[Source data]

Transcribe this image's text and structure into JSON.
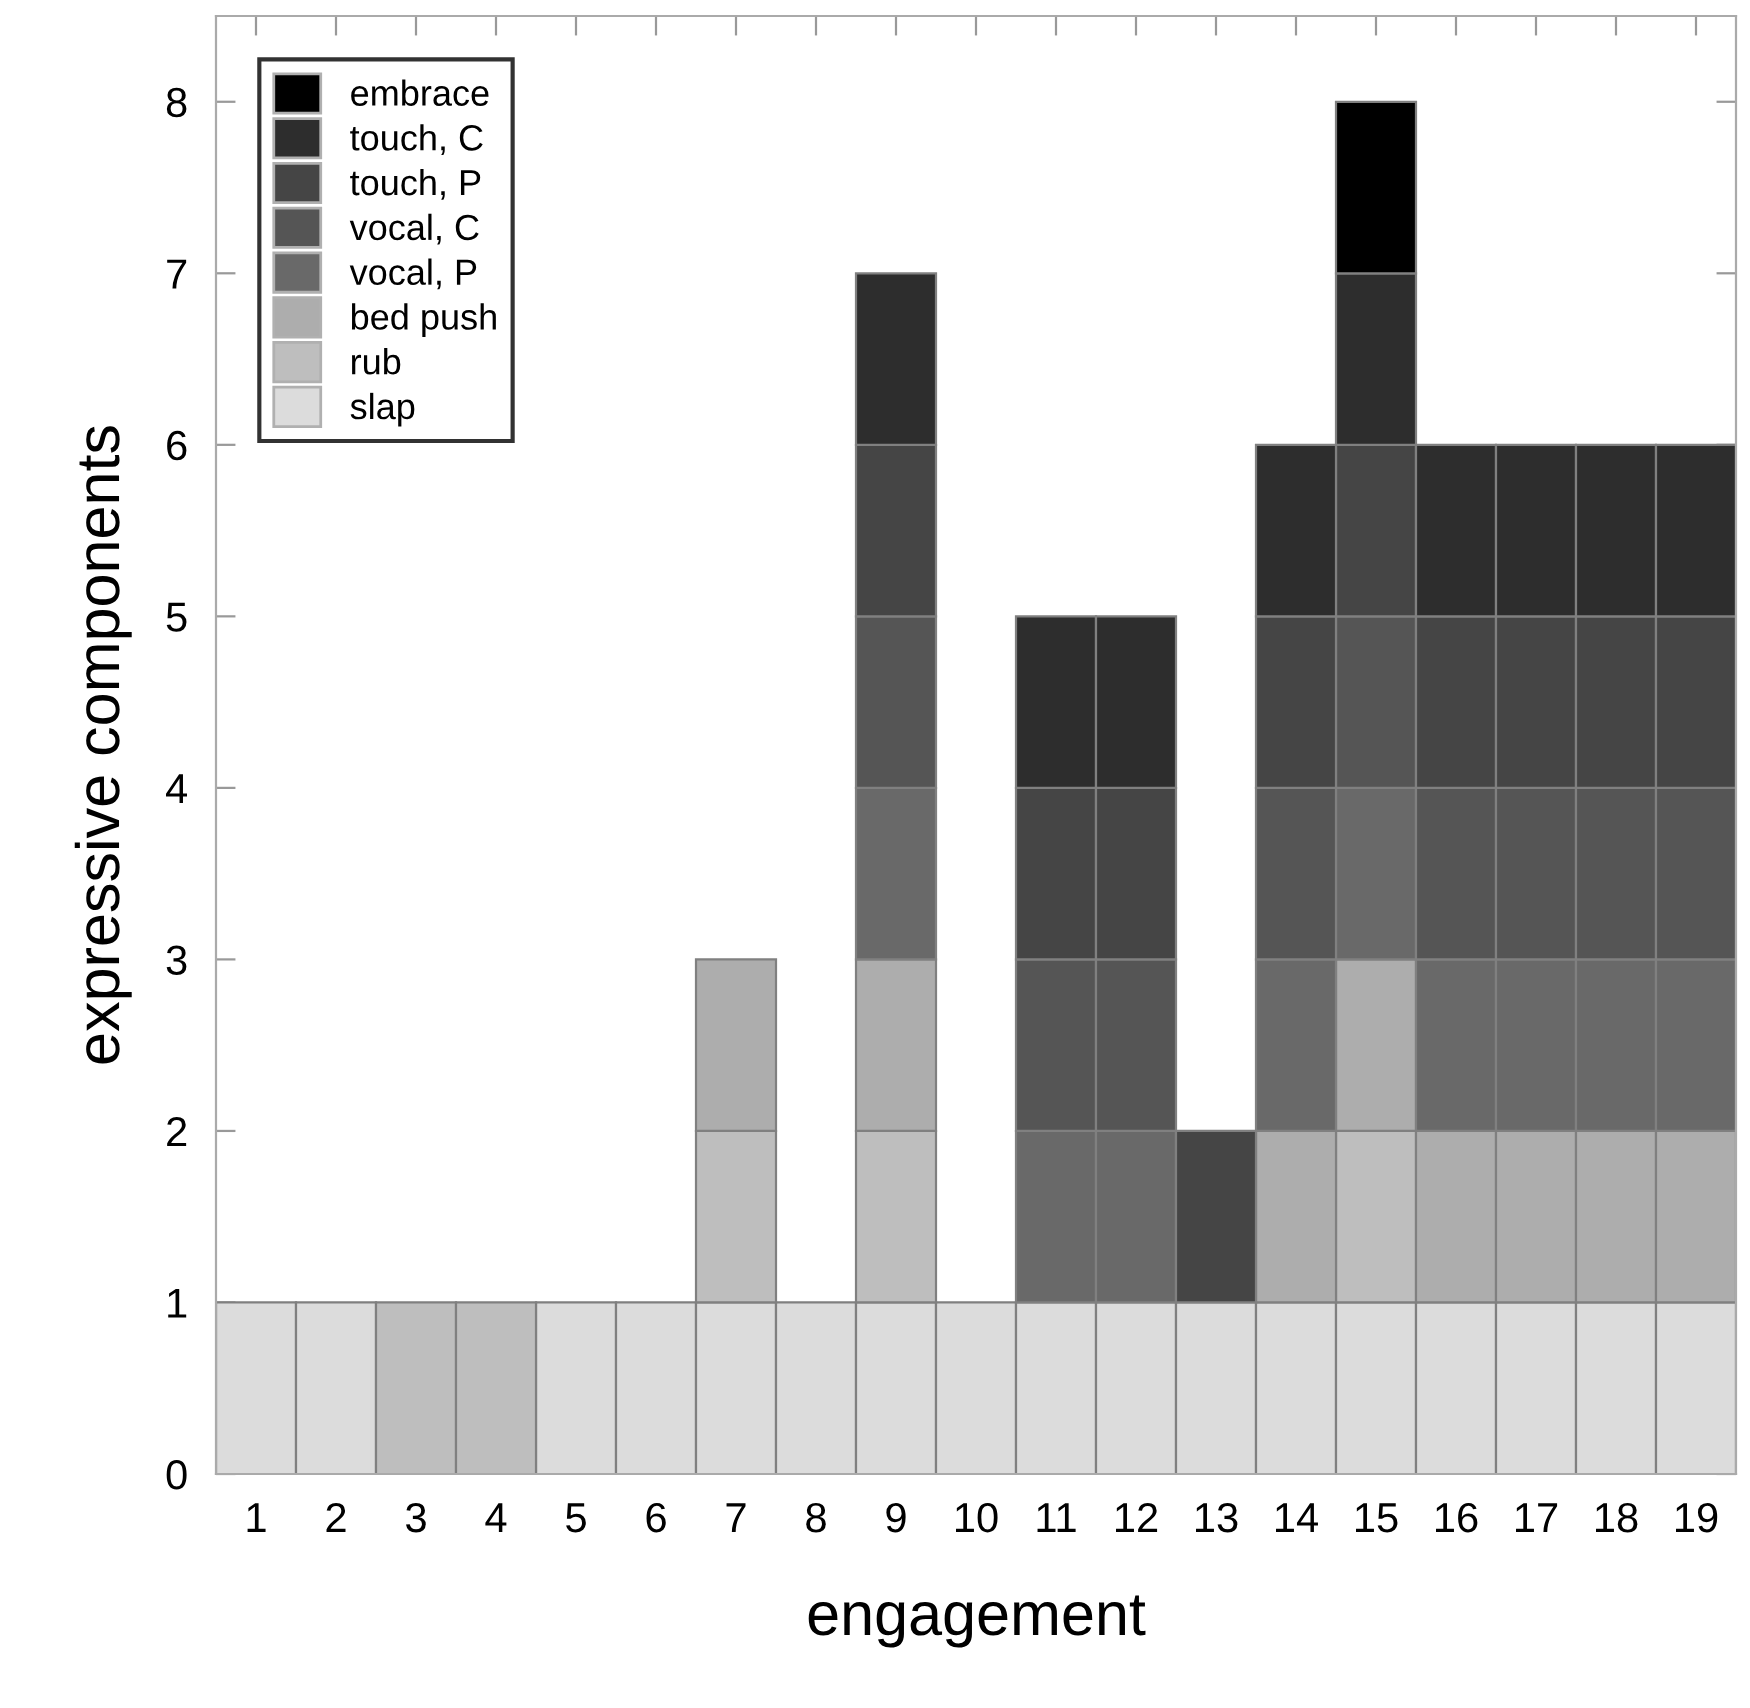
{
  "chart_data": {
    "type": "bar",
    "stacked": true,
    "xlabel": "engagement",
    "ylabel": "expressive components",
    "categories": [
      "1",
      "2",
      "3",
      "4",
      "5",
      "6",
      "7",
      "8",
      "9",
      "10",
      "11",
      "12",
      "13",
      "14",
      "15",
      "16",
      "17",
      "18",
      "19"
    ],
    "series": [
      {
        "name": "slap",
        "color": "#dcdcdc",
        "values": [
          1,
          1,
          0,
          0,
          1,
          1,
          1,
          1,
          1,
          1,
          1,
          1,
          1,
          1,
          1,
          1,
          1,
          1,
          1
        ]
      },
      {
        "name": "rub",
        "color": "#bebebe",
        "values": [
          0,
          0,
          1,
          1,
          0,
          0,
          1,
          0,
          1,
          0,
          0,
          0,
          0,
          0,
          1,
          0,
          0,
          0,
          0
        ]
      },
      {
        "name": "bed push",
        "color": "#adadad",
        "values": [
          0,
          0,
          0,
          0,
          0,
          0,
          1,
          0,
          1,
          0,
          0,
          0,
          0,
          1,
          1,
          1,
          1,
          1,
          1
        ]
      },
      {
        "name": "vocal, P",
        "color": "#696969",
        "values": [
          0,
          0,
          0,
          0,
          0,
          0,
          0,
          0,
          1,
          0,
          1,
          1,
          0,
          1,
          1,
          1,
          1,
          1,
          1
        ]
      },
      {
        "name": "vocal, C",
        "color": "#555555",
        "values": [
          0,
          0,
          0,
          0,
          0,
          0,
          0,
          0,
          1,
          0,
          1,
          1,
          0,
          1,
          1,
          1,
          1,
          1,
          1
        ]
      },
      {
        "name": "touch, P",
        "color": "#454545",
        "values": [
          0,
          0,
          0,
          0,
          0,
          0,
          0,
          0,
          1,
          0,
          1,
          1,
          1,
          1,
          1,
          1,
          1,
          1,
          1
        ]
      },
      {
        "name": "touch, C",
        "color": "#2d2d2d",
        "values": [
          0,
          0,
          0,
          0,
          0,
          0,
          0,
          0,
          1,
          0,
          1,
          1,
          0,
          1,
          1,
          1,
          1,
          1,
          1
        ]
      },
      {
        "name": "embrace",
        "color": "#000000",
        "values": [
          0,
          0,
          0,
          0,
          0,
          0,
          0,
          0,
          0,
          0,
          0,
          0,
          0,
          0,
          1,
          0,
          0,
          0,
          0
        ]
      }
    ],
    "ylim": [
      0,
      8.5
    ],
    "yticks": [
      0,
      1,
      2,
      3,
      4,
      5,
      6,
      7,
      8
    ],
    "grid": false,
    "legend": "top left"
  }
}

=== The problem ===
Only a number is expected here: the count of lines in the listing that hold the string "name".

=== Task response ===
8